** START Supplied entries **

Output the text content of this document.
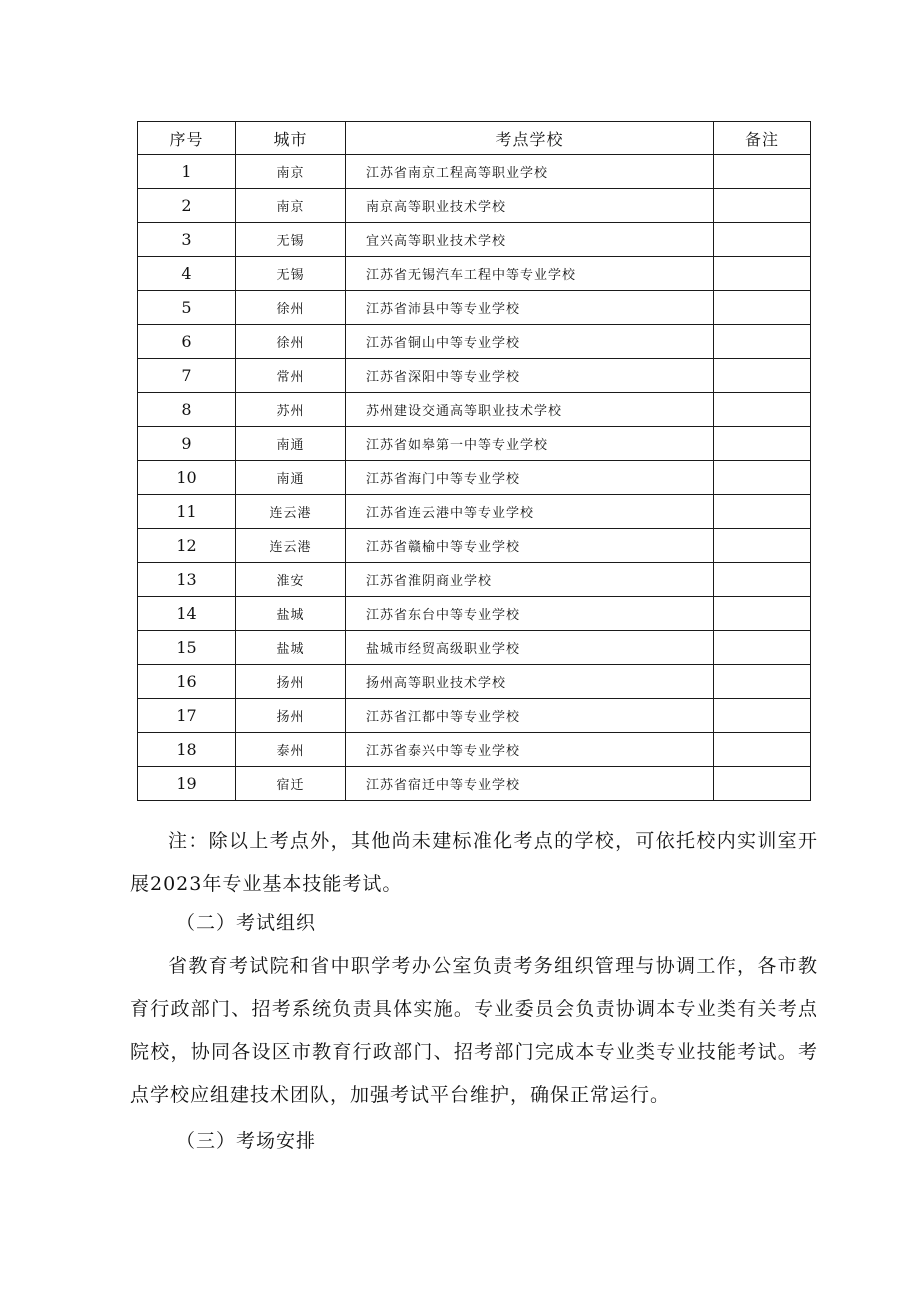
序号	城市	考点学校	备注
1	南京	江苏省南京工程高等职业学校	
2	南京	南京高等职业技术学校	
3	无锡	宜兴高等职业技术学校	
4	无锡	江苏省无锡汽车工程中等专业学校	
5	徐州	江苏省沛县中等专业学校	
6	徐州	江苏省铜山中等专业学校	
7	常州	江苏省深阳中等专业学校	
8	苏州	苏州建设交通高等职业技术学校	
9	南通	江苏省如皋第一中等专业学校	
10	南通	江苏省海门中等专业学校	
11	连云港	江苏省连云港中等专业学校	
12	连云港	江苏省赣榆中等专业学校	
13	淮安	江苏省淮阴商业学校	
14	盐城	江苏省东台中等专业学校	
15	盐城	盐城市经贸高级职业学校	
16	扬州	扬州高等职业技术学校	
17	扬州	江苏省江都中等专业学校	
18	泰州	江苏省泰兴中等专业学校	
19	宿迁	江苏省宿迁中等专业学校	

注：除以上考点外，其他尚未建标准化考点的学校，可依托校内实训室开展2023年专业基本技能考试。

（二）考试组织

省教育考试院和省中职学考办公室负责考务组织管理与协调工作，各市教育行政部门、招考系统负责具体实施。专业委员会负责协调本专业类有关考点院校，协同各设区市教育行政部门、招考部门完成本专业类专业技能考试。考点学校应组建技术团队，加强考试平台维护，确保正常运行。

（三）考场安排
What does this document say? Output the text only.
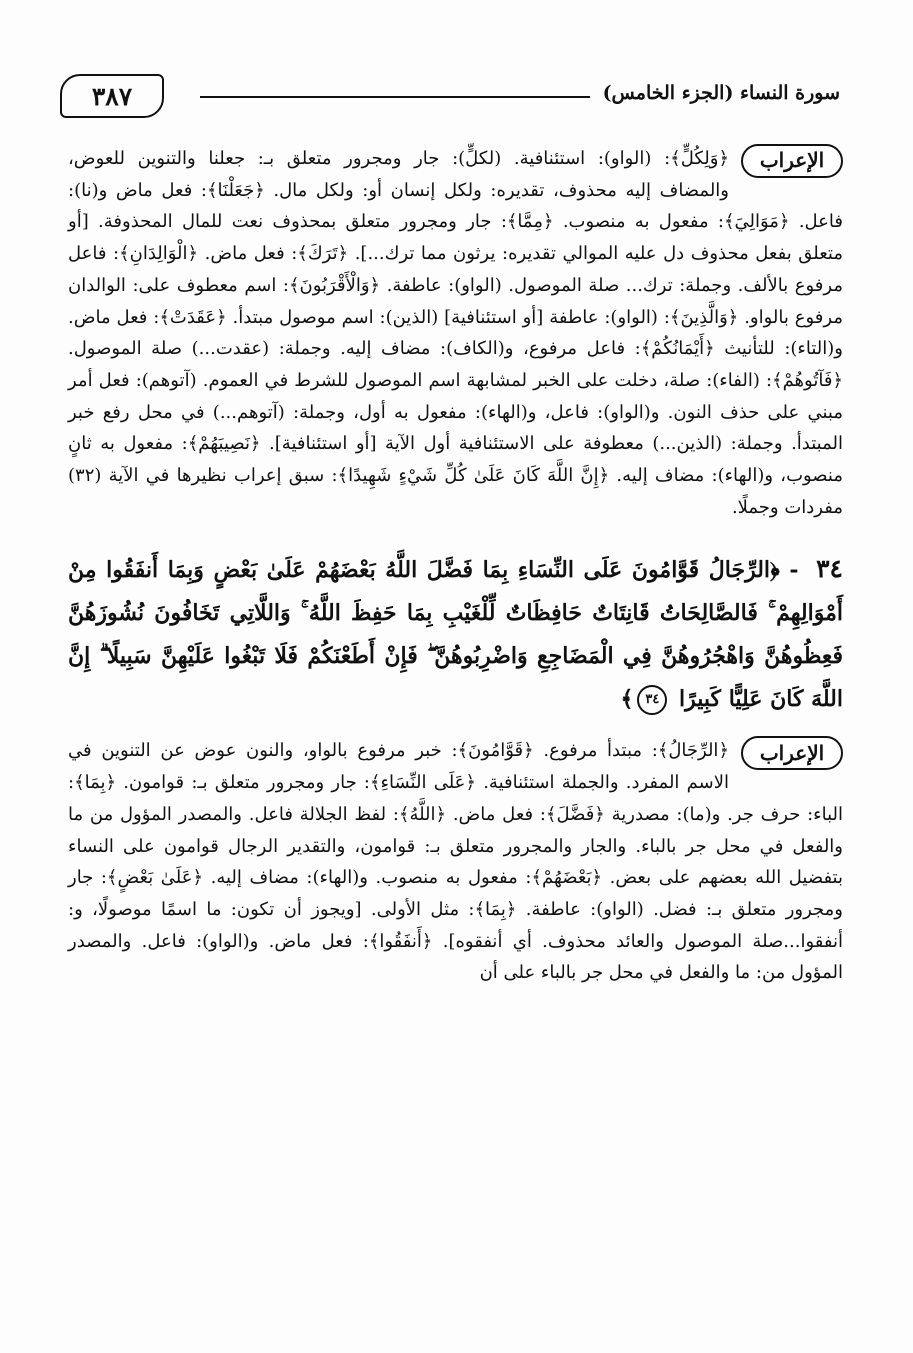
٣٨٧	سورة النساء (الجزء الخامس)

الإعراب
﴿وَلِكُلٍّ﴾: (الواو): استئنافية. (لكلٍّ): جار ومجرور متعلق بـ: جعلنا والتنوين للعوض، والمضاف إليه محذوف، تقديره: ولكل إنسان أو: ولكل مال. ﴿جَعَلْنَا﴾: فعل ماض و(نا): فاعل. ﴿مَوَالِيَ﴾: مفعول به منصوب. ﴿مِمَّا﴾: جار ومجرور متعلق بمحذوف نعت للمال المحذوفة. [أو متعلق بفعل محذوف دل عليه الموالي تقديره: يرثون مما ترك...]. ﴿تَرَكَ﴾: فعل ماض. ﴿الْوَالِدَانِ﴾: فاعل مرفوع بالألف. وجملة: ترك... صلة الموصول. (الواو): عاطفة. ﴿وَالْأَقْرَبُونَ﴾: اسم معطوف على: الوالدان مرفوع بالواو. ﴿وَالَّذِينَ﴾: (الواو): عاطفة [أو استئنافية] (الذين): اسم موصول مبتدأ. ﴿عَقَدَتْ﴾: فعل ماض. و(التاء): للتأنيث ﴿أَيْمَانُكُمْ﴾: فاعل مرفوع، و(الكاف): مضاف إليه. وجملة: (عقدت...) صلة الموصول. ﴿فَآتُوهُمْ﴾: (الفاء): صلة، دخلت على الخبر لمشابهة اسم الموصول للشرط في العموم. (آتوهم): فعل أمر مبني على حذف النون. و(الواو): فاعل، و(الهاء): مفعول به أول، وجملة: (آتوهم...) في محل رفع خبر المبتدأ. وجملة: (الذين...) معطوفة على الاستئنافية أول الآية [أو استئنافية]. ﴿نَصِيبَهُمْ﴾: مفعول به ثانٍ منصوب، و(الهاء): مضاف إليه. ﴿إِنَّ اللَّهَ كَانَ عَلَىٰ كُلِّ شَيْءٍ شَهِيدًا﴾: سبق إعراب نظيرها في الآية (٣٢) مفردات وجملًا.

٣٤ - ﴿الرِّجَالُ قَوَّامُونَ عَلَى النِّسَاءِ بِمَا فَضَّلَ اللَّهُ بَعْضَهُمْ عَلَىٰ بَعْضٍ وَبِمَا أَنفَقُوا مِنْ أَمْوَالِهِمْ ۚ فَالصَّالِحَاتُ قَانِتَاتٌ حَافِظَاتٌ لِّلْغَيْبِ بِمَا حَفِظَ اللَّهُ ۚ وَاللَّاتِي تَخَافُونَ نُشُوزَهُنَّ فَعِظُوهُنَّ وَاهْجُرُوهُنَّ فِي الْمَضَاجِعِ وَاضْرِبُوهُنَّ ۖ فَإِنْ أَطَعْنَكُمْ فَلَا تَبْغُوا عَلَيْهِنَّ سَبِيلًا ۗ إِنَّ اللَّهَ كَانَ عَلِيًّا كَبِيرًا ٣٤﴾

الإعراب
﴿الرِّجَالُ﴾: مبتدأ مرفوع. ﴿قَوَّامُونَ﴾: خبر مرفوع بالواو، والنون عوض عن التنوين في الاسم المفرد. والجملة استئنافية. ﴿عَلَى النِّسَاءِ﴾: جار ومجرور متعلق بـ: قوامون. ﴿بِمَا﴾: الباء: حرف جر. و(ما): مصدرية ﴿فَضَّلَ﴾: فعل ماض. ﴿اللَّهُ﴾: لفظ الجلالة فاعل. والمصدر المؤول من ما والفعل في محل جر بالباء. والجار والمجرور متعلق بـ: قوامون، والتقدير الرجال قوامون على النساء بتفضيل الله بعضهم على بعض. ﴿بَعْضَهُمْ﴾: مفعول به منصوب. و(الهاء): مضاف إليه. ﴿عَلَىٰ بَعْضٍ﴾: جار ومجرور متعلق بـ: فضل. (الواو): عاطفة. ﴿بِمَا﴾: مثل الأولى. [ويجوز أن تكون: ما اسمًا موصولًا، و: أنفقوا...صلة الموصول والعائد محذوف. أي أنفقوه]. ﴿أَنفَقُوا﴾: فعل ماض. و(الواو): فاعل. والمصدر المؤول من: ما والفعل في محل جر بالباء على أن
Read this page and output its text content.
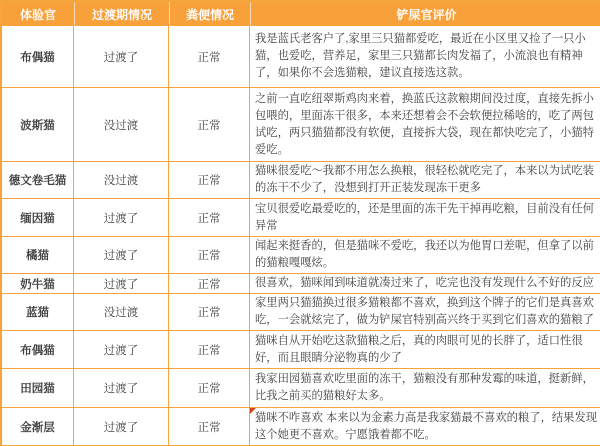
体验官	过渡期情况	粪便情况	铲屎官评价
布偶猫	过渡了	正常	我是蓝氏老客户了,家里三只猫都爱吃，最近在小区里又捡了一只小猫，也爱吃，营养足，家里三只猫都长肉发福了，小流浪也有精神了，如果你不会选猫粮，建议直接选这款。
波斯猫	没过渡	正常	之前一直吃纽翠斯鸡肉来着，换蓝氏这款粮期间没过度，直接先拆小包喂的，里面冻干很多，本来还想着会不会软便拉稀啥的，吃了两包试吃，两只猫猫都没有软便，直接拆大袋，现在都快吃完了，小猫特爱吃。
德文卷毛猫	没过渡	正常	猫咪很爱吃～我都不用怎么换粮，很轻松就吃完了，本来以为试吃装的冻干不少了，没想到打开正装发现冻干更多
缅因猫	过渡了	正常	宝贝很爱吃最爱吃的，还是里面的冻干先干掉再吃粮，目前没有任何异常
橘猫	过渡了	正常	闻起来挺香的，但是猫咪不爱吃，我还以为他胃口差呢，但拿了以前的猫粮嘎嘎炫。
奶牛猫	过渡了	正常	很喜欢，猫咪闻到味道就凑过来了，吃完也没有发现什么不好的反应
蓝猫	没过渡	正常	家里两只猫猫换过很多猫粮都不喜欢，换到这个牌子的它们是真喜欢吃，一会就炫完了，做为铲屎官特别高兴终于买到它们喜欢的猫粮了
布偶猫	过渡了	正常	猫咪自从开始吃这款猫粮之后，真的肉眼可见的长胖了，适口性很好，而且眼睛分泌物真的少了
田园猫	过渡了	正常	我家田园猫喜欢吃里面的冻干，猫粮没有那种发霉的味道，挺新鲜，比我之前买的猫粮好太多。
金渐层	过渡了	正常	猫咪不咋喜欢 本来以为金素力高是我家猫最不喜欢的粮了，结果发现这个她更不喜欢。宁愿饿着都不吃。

** END Supplied entries **

Problem to work on
Pictures are excluded; output everything else in the data verbatim.

Output for this task
Output the text content of this document.
序号	城市	考点学校	备注
1	南京	江苏省南京工程高等职业学校	
2	南京	南京高等职业技术学校	
3	无锡	宜兴高等职业技术学校	
4	无锡	江苏省无锡汽车工程中等专业学校	
5	徐州	江苏省沛县中等专业学校	
6	徐州	江苏省铜山中等专业学校	
7	常州	江苏省深阳中等专业学校	
8	苏州	苏州建设交通高等职业技术学校	
9	南通	江苏省如皋第一中等专业学校	
10	南通	江苏省海门中等专业学校	
11	连云港	江苏省连云港中等专业学校	
12	连云港	江苏省赣榆中等专业学校	
13	淮安	江苏省淮阴商业学校	
14	盐城	江苏省东台中等专业学校	
15	盐城	盐城市经贸高级职业学校	
16	扬州	扬州高等职业技术学校	
17	扬州	江苏省江都中等专业学校	
18	泰州	江苏省泰兴中等专业学校	
19	宿迁	江苏省宿迁中等专业学校	

注：除以上考点外，其他尚未建标准化考点的学校，可依托校内实训室开展2023年专业基本技能考试。

（二）考试组织

省教育考试院和省中职学考办公室负责考务组织管理与协调工作，各市教育行政部门、招考系统负责具体实施。专业委员会负责协调本专业类有关考点院校，协同各设区市教育行政部门、招考部门完成本专业类专业技能考试。考点学校应组建技术团队，加强考试平台维护，确保正常运行。

（三）考场安排
What does this document say? Output the text only.
٣٨٧	سورة النساء (الجزء الخامس)

الإعراب
﴿وَلِكُلٍّ﴾: (الواو): استئنافية. (لكلٍّ): جار ومجرور متعلق بـ: جعلنا والتنوين للعوض، والمضاف إليه محذوف، تقديره: ولكل إنسان أو: ولكل مال. ﴿جَعَلْنَا﴾: فعل ماض و(نا): فاعل. ﴿مَوَالِيَ﴾: مفعول به منصوب. ﴿مِمَّا﴾: جار ومجرور متعلق بمحذوف نعت للمال المحذوفة. [أو متعلق بفعل محذوف دل عليه الموالي تقديره: يرثون مما ترك...]. ﴿تَرَكَ﴾: فعل ماض. ﴿الْوَالِدَانِ﴾: فاعل مرفوع بالألف. وجملة: ترك... صلة الموصول. (الواو): عاطفة. ﴿وَالْأَقْرَبُونَ﴾: اسم معطوف على: الوالدان مرفوع بالواو. ﴿وَالَّذِينَ﴾: (الواو): عاطفة [أو استئنافية] (الذين): اسم موصول مبتدأ. ﴿عَقَدَتْ﴾: فعل ماض. و(التاء): للتأنيث ﴿أَيْمَانُكُمْ﴾: فاعل مرفوع، و(الكاف): مضاف إليه. وجملة: (عقدت...) صلة الموصول. ﴿فَآتُوهُمْ﴾: (الفاء): صلة، دخلت على الخبر لمشابهة اسم الموصول للشرط في العموم. (آتوهم): فعل أمر مبني على حذف النون. و(الواو): فاعل، و(الهاء): مفعول به أول، وجملة: (آتوهم...) في محل رفع خبر المبتدأ. وجملة: (الذين...) معطوفة على الاستئنافية أول الآية [أو استئنافية]. ﴿نَصِيبَهُمْ﴾: مفعول به ثانٍ منصوب، و(الهاء): مضاف إليه. ﴿إِنَّ اللَّهَ كَانَ عَلَىٰ كُلِّ شَيْءٍ شَهِيدًا﴾: سبق إعراب نظيرها في الآية (٣٢) مفردات وجملًا.

٣٤ - ﴿الرِّجَالُ قَوَّامُونَ عَلَى النِّسَاءِ بِمَا فَضَّلَ اللَّهُ بَعْضَهُمْ عَلَىٰ بَعْضٍ وَبِمَا أَنفَقُوا مِنْ أَمْوَالِهِمْ ۚ فَالصَّالِحَاتُ قَانِتَاتٌ حَافِظَاتٌ لِّلْغَيْبِ بِمَا حَفِظَ اللَّهُ ۚ وَاللَّاتِي تَخَافُونَ نُشُوزَهُنَّ فَعِظُوهُنَّ وَاهْجُرُوهُنَّ فِي الْمَضَاجِعِ وَاضْرِبُوهُنَّ ۖ فَإِنْ أَطَعْنَكُمْ فَلَا تَبْغُوا عَلَيْهِنَّ سَبِيلًا ۗ إِنَّ اللَّهَ كَانَ عَلِيًّا كَبِيرًا ٣٤﴾

الإعراب
﴿الرِّجَالُ﴾: مبتدأ مرفوع. ﴿قَوَّامُونَ﴾: خبر مرفوع بالواو، والنون عوض عن التنوين في الاسم المفرد. والجملة استئنافية. ﴿عَلَى النِّسَاءِ﴾: جار ومجرور متعلق بـ: قوامون. ﴿بِمَا﴾: الباء: حرف جر. و(ما): مصدرية ﴿فَضَّلَ﴾: فعل ماض. ﴿اللَّهُ﴾: لفظ الجلالة فاعل. والمصدر المؤول من ما والفعل في محل جر بالباء. والجار والمجرور متعلق بـ: قوامون، والتقدير الرجال قوامون على النساء بتفضيل الله بعضهم على بعض. ﴿بَعْضَهُمْ﴾: مفعول به منصوب. و(الهاء): مضاف إليه. ﴿عَلَىٰ بَعْضٍ﴾: جار ومجرور متعلق بـ: فضل. (الواو): عاطفة. ﴿بِمَا﴾: مثل الأولى. [ويجوز أن تكون: ما اسمًا موصولًا، و: أنفقوا...صلة الموصول والعائد محذوف. أي أنفقوه]. ﴿أَنفَقُوا﴾: فعل ماض. و(الواو): فاعل. والمصدر المؤول من: ما والفعل في محل جر بالباء على أن
Read this page and output its text content.
体验官	过渡期情况	粪便情况	铲屎官评价
布偶猫	过渡了	正常	我是蓝氏老客户了,家里三只猫都爱吃，最近在小区里又捡了一只小猫，也爱吃，营养足，家里三只猫都长肉发福了，小流浪也有精神了，如果你不会选猫粮，建议直接选这款。
波斯猫	没过渡	正常	之前一直吃纽翠斯鸡肉来着，换蓝氏这款粮期间没过度，直接先拆小包喂的，里面冻干很多，本来还想着会不会软便拉稀啥的，吃了两包试吃，两只猫猫都没有软便，直接拆大袋，现在都快吃完了，小猫特爱吃。
德文卷毛猫	没过渡	正常	猫咪很爱吃～我都不用怎么换粮，很轻松就吃完了，本来以为试吃装的冻干不少了，没想到打开正装发现冻干更多
缅因猫	过渡了	正常	宝贝很爱吃最爱吃的，还是里面的冻干先干掉再吃粮，目前没有任何异常
橘猫	过渡了	正常	闻起来挺香的，但是猫咪不爱吃，我还以为他胃口差呢，但拿了以前的猫粮嘎嘎炫。
奶牛猫	过渡了	正常	很喜欢，猫咪闻到味道就凑过来了，吃完也没有发现什么不好的反应
蓝猫	没过渡	正常	家里两只猫猫换过很多猫粮都不喜欢，换到这个牌子的它们是真喜欢吃，一会就炫完了，做为铲屎官特别高兴终于买到它们喜欢的猫粮了
布偶猫	过渡了	正常	猫咪自从开始吃这款猫粮之后，真的肉眼可见的长胖了，适口性很好，而且眼睛分泌物真的少了
田园猫	过渡了	正常	我家田园猫喜欢吃里面的冻干，猫粮没有那种发霉的味道，挺新鲜，比我之前买的猫粮好太多。
金渐层	过渡了	正常	猫咪不咋喜欢 本来以为金素力高是我家猫最不喜欢的粮了，结果发现这个她更不喜欢。宁愿饿着都不吃。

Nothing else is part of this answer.